§ **Your goal**
Repeat the material in full. Keep every line exactly as it is.

Stored data entries:
+++
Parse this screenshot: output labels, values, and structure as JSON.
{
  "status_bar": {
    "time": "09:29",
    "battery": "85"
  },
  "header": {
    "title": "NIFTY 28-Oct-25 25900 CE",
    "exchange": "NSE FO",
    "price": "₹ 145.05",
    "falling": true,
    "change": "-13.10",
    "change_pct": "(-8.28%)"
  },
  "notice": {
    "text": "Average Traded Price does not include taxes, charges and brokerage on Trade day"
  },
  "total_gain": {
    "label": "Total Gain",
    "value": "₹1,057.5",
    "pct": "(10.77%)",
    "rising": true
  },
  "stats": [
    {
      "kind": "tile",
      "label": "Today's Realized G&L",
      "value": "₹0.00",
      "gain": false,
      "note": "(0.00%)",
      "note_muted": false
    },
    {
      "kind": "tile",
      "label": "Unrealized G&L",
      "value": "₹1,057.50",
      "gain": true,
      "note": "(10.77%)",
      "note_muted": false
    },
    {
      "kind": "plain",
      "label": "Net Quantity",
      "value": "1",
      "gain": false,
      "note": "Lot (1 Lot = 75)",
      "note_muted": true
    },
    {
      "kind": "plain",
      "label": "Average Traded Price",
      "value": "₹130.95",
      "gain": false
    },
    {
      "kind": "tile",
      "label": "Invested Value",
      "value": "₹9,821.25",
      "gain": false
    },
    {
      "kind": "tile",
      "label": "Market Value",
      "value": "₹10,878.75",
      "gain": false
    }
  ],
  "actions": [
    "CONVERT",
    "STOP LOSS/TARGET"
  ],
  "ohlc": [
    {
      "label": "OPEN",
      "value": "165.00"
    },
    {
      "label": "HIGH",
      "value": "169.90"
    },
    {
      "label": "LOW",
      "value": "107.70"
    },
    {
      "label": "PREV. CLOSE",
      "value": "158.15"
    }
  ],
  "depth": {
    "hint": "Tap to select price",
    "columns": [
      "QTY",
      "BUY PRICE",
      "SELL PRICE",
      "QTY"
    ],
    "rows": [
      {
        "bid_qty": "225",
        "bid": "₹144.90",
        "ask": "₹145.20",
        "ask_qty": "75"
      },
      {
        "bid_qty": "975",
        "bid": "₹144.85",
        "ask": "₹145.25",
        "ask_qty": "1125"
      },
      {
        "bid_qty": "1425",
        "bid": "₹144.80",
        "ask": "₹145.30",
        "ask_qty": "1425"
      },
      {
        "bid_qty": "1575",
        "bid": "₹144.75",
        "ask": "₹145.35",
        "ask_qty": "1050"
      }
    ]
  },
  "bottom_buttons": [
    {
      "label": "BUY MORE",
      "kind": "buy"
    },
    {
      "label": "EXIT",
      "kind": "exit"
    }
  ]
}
+++
§ **Worked answer**
Parse this screenshot: output labels, values, and structure as JSON.
{
  "status_bar": {
    "time": "09:29",
    "battery": "85"
  },
  "header": {
    "title": "NIFTY 28-Oct-25 25900 CE",
    "exchange": "NSE FO",
    "price": "₹ 145.05",
    "falling": true,
    "change": "-13.10",
    "change_pct": "(-8.28%)"
  },
  "notice": {
    "text": "Average Traded Price does not include taxes, charges and brokerage on Trade day"
  },
  "total_gain": {
    "label": "Total Gain",
    "value": "₹1,057.5",
    "pct": "(10.77%)",
    "rising": true
  },
  "stats": [
    {
      "kind": "tile",
      "label": "Today's Realized G&L",
      "value": "₹0.00",
      "gain": false,
      "note": "(0.00%)",
      "note_muted": false
    },
    {
      "kind": "tile",
      "label": "Unrealized G&L",
      "value": "₹1,057.50",
      "gain": true,
      "note": "(10.77%)",
      "note_muted": false
    },
    {
      "kind": "plain",
      "label": "Net Quantity",
      "value": "1",
      "gain": false,
      "note": "Lot (1 Lot = 75)",
      "note_muted": true
    },
    {
      "kind": "plain",
      "label": "Average Traded Price",
      "value": "₹130.95",
      "gain": false
    },
    {
      "kind": "tile",
      "label": "Invested Value",
      "value": "₹9,821.25",
      "gain": false
    },
    {
      "kind": "tile",
      "label": "Market Value",
      "value": "₹10,878.75",
      "gain": false
    }
  ],
  "actions": [
    "CONVERT",
    "STOP LOSS/TARGET"
  ],
  "ohlc": [
    {
      "label": "OPEN",
      "value": "165.00"
    },
    {
      "label": "HIGH",
      "value": "169.90"
    },
    {
      "label": "LOW",
      "value": "107.70"
    },
    {
      "label": "PREV. CLOSE",
      "value": "158.15"
    }
  ],
  "depth": {
    "hint": "Tap to select price",
    "columns": [
      "QTY",
      "BUY PRICE",
      "SELL PRICE",
      "QTY"
    ],
    "rows": [
      {
        "bid_qty": "225",
        "bid": "₹144.90",
        "ask": "₹145.20",
        "ask_qty": "75"
      },
      {
        "bid_qty": "975",
        "bid": "₹144.85",
        "ask": "₹145.25",
        "ask_qty": "1125"
      },
      {
        "bid_qty": "1425",
        "bid": "₹144.80",
        "ask": "₹145.30",
        "ask_qty": "1425"
      },
      {
        "bid_qty": "1575",
        "bid": "₹144.75",
        "ask": "₹145.35",
        "ask_qty": "1050"
      }
    ]
  },
  "bottom_buttons": [
    {
      "label": "BUY MORE",
      "kind": "buy"
    },
    {
      "label": "EXIT",
      "kind": "exit"
    }
  ]
}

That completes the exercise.